SET EXERCISE: Copy each line in the data that includes the word "connections".

Dataset records:
★ ★ ★

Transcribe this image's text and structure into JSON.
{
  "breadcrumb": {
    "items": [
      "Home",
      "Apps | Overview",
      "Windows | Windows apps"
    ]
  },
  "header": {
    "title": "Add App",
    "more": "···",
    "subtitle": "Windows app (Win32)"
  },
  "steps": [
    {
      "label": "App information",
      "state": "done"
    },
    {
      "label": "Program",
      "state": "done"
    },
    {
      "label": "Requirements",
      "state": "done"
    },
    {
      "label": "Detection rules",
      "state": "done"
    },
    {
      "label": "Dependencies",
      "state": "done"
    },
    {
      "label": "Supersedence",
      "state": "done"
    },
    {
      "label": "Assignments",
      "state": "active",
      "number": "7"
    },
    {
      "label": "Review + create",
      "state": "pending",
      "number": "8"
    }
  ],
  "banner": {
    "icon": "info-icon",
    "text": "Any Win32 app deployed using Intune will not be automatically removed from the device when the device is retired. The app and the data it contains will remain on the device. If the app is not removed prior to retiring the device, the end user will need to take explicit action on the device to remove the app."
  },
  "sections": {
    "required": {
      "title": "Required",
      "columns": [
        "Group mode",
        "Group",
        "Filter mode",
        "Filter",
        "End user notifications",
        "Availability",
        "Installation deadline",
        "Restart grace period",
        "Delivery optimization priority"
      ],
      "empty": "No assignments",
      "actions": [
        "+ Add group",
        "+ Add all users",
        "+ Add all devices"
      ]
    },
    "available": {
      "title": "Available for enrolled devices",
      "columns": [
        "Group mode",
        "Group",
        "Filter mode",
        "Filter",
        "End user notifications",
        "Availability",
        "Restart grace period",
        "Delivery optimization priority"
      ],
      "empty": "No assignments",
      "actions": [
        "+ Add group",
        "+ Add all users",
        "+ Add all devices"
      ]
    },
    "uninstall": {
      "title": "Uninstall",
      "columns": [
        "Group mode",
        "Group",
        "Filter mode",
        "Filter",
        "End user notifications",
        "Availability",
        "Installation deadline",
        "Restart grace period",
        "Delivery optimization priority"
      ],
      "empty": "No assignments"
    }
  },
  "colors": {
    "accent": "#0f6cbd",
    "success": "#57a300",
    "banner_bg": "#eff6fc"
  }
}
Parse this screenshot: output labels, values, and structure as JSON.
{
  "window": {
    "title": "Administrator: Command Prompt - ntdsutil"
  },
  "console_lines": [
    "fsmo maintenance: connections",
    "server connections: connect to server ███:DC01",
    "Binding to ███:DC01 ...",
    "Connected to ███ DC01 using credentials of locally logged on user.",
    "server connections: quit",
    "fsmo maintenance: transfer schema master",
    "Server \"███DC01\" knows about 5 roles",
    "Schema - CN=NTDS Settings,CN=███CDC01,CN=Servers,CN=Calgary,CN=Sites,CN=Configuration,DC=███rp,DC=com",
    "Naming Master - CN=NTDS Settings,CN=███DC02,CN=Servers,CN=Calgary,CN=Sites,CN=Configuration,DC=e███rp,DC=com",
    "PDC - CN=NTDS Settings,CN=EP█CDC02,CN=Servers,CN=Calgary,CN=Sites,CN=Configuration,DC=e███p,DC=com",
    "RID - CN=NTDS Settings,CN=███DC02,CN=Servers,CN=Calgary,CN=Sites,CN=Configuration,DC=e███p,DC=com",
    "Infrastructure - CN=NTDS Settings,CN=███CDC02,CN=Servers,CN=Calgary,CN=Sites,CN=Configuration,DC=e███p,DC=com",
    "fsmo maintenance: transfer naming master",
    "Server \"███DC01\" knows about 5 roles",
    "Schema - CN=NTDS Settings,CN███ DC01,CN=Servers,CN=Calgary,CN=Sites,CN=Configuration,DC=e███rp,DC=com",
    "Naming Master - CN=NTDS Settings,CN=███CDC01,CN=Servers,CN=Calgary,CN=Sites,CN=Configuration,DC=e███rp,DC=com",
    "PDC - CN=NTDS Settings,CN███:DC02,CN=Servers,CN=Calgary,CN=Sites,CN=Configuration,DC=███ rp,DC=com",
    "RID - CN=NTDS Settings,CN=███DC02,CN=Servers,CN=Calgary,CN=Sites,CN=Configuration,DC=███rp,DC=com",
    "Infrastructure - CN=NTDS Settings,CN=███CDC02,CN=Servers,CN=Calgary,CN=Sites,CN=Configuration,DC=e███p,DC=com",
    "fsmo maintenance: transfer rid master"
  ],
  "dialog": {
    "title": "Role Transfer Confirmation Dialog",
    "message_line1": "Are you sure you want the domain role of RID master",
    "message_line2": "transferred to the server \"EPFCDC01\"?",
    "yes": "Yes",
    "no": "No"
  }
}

★ ★ ★

ANSWER TO THE TASK:
    "fsmo maintenance: connections",
    "server connections: connect to server ███:DC01",
    "server connections: quit",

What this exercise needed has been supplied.